Author: Andy Deacon Savina Carluccio

The opportunity to invest in sustainable and resilient urban infrastructure

Source(s): Global Covenant of Mayors for Climate & Energy (GCoM)
A yellow and black train on train tracks going through a city.
luxkstn/Unsplash

Scaling up and improving urban infrastructure can deliver considerable social, economic and environmental benefits. Yet, there is a significant gap between identifying projects for climate action and sustainable development and bringing such projects to fruition.

Investors have capital ready to invest in urban climate projects, cities have a demand for financing solutions, and some government or multilateral institutions even have specialized capacity-building programs. Nevertheless, projects do not move forward from project concept to financing due to a lack of support at the earliest stages of project preparation. Fortunately, actors at all levels have the ability to help close the investment gap.

Unleashing the potential of cities by closing the investment gap

The Global Infrastructure Hub estimates that there is a $15 trillion infrastructure investment gap globally. The OECD reports that a $6.3 trillion investment is needed between now and 2030 to be in line with delivery of the UN SDGs while $6.9 trillion would be needed in infrastructure investments to meet the Paris Agreement goals.

Setting cities on a path to green investments

By making major investments in sustainable and resilient urban infrastructure, governments and financial institutions can unleash new economic activity, create local jobs, increase public health outcomes, and set cities on a path of prosperity and sustainable long-term development.

A report by the Coalition for Urban Transitions, Seizing the Urban Opportunity, found that investments across these areas are estimated to hold the potential to unlock a direct economic dividend worth at least $24 trillion by 2050, including at least 87 million jobs in 2030 (mostly from building efficiency improvements) and 45 million jobs in 2050 (mostly in the transport sector).

De-risking infrastructure investments

National governments can employ a range of strategies to reduce the risk and uncertainty

in the early stages of project planning. Reducing financial and other risks during pre-development enables stakeholders to focus on the social, environmental, and technical aspects of project preparation and fitness.

REQUIREMENT 1 – Could you recast the rows below, from the first one up to and including the one containing "participant-name: Furqan Hafiqi: [822, 427, 906, 442]", as a Markdown table with the columns No. and Entry, numbering each line and skipping blank lines?

PROVIDED DATA –

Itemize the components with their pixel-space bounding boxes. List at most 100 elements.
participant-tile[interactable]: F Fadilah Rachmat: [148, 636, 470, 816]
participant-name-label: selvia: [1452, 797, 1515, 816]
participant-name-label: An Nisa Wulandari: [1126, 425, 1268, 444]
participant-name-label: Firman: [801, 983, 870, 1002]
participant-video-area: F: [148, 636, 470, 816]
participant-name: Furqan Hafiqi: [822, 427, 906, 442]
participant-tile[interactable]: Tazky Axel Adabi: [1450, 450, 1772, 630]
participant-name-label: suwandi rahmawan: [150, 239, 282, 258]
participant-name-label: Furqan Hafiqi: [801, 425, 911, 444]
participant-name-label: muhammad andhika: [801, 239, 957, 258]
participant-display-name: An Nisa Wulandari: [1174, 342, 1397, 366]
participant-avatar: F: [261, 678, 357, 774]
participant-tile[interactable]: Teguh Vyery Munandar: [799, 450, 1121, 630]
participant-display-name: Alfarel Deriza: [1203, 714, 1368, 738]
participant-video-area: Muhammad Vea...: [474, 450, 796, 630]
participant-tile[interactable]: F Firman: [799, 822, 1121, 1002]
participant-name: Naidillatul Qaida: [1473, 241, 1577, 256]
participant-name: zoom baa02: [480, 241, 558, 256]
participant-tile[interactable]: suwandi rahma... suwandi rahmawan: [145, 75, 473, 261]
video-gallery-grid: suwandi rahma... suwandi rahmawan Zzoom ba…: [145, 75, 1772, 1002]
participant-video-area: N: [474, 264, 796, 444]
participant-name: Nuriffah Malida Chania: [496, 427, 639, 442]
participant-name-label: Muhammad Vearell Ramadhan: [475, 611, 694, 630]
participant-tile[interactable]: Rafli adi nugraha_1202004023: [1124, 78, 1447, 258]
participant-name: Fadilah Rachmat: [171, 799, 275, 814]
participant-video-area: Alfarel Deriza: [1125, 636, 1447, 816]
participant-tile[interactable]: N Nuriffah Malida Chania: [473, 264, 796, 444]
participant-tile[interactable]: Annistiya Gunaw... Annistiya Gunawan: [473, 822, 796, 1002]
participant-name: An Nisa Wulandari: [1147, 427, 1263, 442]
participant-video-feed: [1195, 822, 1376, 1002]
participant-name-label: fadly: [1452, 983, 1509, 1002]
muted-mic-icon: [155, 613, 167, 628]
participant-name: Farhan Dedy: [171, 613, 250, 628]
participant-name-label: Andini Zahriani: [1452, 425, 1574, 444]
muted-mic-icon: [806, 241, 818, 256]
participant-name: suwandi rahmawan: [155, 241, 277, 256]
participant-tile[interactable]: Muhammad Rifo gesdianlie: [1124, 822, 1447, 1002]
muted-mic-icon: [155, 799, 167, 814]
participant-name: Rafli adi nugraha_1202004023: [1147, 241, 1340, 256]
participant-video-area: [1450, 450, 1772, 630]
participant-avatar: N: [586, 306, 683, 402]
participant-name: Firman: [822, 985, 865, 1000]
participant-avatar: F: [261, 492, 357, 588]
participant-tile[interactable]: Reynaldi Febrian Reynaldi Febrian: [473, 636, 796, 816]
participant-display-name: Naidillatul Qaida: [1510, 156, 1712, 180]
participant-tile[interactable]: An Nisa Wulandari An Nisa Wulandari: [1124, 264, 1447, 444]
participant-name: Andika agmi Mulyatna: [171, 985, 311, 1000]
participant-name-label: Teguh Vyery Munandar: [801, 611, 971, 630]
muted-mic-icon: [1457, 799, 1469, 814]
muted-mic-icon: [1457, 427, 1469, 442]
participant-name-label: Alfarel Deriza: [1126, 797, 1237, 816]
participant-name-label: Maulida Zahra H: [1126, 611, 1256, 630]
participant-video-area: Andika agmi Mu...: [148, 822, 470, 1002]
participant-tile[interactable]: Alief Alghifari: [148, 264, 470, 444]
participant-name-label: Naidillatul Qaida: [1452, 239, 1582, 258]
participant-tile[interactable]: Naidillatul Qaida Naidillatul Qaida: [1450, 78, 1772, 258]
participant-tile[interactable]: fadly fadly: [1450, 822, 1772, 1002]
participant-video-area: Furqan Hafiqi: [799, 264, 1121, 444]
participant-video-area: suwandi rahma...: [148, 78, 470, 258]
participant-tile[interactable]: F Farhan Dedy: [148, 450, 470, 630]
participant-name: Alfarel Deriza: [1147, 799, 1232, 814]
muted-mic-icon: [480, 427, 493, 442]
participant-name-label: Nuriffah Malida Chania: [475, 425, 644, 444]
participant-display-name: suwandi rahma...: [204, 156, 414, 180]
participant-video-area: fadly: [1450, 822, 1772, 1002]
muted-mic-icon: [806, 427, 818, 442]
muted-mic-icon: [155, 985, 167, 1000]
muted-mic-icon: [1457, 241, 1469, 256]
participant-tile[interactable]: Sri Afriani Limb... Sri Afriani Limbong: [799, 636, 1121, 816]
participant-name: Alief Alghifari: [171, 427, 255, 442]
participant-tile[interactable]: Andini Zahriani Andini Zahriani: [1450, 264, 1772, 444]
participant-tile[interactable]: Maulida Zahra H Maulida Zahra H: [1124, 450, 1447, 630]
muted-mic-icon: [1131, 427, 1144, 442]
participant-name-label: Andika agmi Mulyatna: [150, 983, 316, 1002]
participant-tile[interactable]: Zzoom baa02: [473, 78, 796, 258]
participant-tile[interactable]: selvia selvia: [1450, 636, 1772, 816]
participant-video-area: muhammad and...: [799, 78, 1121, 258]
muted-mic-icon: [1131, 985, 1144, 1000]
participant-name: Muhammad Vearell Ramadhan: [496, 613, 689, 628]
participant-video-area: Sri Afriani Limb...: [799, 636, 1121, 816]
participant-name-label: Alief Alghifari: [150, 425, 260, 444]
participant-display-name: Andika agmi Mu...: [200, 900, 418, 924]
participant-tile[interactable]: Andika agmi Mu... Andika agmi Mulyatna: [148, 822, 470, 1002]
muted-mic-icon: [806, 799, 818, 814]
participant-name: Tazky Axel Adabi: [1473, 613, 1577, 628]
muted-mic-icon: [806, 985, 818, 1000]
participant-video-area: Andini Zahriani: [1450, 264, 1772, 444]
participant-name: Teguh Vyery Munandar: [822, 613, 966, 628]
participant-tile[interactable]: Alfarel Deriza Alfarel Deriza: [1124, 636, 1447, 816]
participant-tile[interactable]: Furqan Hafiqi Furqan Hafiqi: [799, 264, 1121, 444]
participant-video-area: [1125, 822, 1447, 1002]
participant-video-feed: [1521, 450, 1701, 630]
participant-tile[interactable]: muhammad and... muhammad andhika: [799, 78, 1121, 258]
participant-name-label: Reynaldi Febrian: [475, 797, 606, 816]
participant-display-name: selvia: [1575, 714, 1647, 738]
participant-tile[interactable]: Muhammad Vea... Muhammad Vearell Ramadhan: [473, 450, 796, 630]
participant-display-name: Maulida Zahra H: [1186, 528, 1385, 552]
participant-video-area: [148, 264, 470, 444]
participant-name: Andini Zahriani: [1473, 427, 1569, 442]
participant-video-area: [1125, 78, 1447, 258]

REQUIREMENT 2 – Would you repeat the urban infrastructure article above word for word, from "Investors have capital" up to and including "Paris Agreement goals."?

TASK SOLUTION 1 –
| No. | Entry |
|---|---|
| 1 | Itemize the components with their pixel-space bounding boxes. List at most 100 elements. |
| 2 | participant-tile[interactable]: F Fadilah Rachmat: [148, 636, 470, 816] |
| 3 | participant-name-label: selvia: [1452, 797, 1515, 816] |
| 4 | participant-name-label: An Nisa Wulandari: [1126, 425, 1268, 444] |
| 5 | participant-name-label: Firman: [801, 983, 870, 1002] |
| 6 | participant-video-area: F: [148, 636, 470, 816] |
| 7 | participant-name: Furqan Hafiqi: [822, 427, 906, 442] |

TASK SOLUTION 2 –
Investors have capital ready to invest in urban climate projects, cities have a demand for financing solutions, and some government or multilateral institutions even have specialized capacity-building programs. Nevertheless, projects do not move forward from project concept to financing due to a lack of support at the earliest stages of project preparation. Fortunately, actors at all levels have the ability to help close the investment gap.

Unleashing the potential of cities by closing the investment gap

The Global Infrastructure Hub estimates that there is a $15 trillion infrastructure investment gap globally. The OECD reports that a $6.3 trillion investment is needed between now and 2030 to be in line with delivery of the UN SDGs while $6.9 trillion would be needed in infrastructure investments to meet the Paris Agreement goals.